What is needed: Of all the lines in the records, how many hold the word "pain"? Answer with the number only.

Dataset entries:
····················
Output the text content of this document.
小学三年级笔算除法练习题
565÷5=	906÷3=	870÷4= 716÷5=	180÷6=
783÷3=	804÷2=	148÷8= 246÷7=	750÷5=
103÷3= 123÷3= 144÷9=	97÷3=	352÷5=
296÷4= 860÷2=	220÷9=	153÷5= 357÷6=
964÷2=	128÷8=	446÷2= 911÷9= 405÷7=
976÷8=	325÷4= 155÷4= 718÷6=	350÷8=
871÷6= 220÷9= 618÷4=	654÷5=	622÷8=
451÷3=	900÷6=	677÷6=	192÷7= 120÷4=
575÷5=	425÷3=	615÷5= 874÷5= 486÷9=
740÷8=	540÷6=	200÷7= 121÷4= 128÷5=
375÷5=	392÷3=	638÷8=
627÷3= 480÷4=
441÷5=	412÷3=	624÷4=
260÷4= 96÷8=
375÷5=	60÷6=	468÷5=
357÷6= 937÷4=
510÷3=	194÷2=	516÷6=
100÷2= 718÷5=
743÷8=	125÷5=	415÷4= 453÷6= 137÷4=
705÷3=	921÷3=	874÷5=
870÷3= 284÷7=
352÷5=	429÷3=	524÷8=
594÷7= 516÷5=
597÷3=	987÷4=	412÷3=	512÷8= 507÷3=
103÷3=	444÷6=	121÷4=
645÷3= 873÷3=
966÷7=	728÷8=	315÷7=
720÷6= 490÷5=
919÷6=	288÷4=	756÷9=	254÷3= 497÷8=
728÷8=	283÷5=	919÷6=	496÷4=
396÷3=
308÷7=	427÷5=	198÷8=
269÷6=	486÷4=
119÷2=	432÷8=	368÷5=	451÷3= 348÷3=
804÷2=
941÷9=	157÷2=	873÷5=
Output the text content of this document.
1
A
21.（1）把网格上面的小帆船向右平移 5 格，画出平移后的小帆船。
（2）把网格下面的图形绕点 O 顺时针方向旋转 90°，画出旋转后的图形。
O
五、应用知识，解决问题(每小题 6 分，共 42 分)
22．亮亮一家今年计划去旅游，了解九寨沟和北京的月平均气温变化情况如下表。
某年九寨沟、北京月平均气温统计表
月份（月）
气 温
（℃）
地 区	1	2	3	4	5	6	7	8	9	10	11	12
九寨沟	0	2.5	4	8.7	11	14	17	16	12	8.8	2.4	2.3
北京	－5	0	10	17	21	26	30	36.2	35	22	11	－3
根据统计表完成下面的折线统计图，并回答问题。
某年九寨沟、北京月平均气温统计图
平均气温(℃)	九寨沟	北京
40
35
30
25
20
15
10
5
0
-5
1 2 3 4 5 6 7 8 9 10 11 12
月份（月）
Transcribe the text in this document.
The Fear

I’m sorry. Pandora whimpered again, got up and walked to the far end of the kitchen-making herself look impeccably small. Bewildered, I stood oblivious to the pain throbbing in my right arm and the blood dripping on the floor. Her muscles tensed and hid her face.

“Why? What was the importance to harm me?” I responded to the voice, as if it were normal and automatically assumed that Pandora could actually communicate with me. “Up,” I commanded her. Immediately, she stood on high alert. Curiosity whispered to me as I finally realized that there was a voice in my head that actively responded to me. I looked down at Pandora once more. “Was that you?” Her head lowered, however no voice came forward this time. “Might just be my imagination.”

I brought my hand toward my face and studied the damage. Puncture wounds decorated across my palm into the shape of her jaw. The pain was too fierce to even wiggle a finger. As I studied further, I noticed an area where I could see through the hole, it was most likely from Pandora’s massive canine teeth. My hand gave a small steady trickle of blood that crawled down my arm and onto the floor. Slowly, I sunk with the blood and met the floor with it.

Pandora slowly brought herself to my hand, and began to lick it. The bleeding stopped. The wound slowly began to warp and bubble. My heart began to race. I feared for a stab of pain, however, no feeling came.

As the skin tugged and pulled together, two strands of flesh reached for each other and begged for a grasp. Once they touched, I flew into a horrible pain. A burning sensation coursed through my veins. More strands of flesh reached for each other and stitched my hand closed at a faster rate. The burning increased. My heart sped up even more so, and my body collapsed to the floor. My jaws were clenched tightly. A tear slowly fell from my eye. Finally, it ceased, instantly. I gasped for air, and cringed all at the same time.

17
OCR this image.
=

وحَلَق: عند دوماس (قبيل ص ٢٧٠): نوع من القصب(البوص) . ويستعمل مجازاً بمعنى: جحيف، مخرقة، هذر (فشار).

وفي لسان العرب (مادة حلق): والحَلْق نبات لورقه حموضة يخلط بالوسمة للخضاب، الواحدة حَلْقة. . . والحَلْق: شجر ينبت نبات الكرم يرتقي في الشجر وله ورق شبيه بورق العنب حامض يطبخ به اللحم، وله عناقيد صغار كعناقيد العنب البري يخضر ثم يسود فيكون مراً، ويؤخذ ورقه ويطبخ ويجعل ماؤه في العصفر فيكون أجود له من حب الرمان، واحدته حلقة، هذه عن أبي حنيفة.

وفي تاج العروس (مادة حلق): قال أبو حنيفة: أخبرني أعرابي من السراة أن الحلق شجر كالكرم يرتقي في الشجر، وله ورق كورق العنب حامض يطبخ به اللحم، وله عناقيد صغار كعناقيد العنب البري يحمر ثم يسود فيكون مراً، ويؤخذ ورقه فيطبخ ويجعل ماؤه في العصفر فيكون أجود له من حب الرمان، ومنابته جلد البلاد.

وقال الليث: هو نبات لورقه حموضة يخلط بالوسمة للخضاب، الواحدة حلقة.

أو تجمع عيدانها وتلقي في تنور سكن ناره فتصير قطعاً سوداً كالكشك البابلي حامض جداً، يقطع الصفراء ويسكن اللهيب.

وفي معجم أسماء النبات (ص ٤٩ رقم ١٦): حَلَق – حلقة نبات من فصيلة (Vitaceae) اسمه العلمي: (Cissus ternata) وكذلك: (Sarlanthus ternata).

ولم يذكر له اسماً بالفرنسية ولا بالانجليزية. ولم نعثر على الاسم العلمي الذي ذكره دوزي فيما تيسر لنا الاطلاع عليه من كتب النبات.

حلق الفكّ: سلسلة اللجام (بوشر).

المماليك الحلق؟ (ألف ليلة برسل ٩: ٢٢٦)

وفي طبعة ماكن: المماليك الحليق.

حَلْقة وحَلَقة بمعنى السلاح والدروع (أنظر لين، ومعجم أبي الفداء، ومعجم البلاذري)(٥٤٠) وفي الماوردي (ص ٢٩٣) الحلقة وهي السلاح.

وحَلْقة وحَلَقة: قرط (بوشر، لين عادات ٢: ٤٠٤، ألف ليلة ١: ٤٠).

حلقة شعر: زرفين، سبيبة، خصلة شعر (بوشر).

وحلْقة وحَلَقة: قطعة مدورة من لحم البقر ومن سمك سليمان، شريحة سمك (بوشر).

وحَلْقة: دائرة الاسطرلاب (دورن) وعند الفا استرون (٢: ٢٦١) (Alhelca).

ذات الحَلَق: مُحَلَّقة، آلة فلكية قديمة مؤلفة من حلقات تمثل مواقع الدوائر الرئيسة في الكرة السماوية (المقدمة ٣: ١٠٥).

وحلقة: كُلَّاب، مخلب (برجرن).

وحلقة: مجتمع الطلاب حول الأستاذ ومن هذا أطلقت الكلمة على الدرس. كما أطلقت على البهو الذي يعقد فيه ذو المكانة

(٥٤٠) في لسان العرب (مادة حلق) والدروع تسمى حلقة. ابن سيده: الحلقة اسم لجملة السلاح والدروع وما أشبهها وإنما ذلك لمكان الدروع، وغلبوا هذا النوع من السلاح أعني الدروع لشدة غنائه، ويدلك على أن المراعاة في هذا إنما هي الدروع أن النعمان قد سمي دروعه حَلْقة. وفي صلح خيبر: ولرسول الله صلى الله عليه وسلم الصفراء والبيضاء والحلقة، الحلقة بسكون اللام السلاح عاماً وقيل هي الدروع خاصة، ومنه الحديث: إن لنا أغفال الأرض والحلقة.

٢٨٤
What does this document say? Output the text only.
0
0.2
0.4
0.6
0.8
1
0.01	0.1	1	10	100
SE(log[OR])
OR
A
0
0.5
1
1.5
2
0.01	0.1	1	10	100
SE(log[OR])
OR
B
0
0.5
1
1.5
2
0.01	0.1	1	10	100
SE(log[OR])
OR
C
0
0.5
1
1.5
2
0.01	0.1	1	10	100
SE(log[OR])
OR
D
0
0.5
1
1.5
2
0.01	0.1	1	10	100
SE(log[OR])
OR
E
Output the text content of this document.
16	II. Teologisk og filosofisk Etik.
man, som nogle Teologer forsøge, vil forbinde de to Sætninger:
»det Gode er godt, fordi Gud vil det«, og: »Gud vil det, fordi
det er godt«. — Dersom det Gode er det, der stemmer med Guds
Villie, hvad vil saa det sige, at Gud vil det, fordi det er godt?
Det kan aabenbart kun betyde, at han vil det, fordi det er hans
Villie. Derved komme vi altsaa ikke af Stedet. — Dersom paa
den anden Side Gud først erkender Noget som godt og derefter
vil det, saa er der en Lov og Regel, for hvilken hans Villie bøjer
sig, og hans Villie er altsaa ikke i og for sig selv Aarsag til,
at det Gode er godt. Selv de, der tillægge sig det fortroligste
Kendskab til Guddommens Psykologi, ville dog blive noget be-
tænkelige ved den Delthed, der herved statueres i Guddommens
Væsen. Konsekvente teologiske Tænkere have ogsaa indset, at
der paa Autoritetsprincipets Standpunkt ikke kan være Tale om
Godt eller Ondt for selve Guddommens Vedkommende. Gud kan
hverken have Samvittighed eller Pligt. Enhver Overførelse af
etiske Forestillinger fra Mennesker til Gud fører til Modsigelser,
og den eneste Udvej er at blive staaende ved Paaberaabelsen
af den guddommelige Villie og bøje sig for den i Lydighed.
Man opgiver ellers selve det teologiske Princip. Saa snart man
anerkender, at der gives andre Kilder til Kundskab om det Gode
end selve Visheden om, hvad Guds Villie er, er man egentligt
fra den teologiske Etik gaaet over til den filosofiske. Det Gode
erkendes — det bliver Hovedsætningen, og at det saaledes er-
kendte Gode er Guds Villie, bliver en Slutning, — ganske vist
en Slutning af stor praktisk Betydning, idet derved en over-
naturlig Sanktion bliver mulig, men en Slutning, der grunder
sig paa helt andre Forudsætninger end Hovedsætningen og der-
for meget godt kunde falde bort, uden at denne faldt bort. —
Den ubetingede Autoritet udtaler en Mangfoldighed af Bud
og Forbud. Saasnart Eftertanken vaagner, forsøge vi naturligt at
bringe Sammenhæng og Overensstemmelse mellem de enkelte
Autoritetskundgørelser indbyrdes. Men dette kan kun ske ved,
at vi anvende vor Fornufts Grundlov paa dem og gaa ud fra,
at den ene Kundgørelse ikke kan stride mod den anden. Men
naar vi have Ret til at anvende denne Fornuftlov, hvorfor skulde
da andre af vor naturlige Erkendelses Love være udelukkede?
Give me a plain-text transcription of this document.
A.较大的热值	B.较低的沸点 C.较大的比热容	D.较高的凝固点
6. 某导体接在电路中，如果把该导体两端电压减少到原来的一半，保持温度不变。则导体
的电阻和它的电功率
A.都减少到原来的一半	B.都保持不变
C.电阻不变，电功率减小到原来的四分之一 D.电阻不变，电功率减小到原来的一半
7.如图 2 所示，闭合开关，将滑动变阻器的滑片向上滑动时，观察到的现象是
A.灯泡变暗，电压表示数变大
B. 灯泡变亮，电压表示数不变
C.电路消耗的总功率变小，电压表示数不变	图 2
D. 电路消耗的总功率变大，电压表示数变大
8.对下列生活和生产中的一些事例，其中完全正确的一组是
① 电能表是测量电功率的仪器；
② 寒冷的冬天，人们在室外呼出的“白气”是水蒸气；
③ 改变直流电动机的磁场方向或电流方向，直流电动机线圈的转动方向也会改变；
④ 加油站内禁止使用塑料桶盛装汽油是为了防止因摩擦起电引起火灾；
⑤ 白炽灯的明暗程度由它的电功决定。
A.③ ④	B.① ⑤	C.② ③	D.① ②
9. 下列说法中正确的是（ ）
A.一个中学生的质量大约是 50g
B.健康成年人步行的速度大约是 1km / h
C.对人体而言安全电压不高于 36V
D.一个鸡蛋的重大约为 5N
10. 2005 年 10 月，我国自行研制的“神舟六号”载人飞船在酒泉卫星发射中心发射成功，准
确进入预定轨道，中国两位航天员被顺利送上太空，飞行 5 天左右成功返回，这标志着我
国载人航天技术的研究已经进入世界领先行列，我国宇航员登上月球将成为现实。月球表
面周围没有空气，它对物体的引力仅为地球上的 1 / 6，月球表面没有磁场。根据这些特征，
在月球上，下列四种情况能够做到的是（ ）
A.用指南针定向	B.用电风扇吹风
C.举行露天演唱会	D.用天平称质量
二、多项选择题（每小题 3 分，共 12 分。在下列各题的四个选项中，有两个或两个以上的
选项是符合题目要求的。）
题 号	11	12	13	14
····················
Task result: 4